** START TASK DATA **

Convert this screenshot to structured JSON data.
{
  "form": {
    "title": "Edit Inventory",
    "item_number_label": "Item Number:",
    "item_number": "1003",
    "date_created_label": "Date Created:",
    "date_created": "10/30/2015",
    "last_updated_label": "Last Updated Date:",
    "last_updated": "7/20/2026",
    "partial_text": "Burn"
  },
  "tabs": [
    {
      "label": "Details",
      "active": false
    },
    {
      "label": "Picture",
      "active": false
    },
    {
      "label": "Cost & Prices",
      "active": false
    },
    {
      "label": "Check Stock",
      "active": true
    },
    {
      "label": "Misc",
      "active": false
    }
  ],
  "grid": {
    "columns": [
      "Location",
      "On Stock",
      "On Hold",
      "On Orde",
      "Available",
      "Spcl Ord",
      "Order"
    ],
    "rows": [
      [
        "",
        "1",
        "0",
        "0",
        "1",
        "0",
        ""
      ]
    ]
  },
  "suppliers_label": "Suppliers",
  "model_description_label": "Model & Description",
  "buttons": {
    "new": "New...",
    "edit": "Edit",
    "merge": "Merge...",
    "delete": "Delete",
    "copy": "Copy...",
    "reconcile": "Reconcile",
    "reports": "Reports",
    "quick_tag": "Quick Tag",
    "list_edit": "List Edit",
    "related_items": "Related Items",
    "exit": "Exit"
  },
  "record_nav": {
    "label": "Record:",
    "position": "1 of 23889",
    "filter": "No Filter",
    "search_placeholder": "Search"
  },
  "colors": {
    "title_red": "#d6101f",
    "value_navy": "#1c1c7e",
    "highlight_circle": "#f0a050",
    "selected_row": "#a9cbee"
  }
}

** END TASK DATA **

#### WRITTEN TASK
Output the entries exactly.

#### RESULT FOR THIS TASK
Convert this screenshot to structured JSON data.
{
  "form": {
    "title": "Edit Inventory",
    "item_number_label": "Item Number:",
    "item_number": "1003",
    "date_created_label": "Date Created:",
    "date_created": "10/30/2015",
    "last_updated_label": "Last Updated Date:",
    "last_updated": "7/20/2026",
    "partial_text": "Burn"
  },
  "tabs": [
    {
      "label": "Details",
      "active": false
    },
    {
      "label": "Picture",
      "active": false
    },
    {
      "label": "Cost & Prices",
      "active": false
    },
    {
      "label": "Check Stock",
      "active": true
    },
    {
      "label": "Misc",
      "active": false
    }
  ],
  "grid": {
    "columns": [
      "Location",
      "On Stock",
      "On Hold",
      "On Orde",
      "Available",
      "Spcl Ord",
      "Order"
    ],
    "rows": [
      [
        "",
        "1",
        "0",
        "0",
        "1",
        "0",
        ""
      ]
    ]
  },
  "suppliers_label": "Suppliers",
  "model_description_label": "Model & Description",
  "buttons": {
    "new": "New...",
    "edit": "Edit",
    "merge": "Merge...",
    "delete": "Delete",
    "copy": "Copy...",
    "reconcile": "Reconcile",
    "reports": "Reports",
    "quick_tag": "Quick Tag",
    "list_edit": "List Edit",
    "related_items": "Related Items",
    "exit": "Exit"
  },
  "record_nav": {
    "label": "Record:",
    "position": "1 of 23889",
    "filter": "No Filter",
    "search_placeholder": "Search"
  },
  "colors": {
    "title_red": "#d6101f",
    "value_navy": "#1c1c7e",
    "highlight_circle": "#f0a050",
    "selected_row": "#a9cbee"
  }
}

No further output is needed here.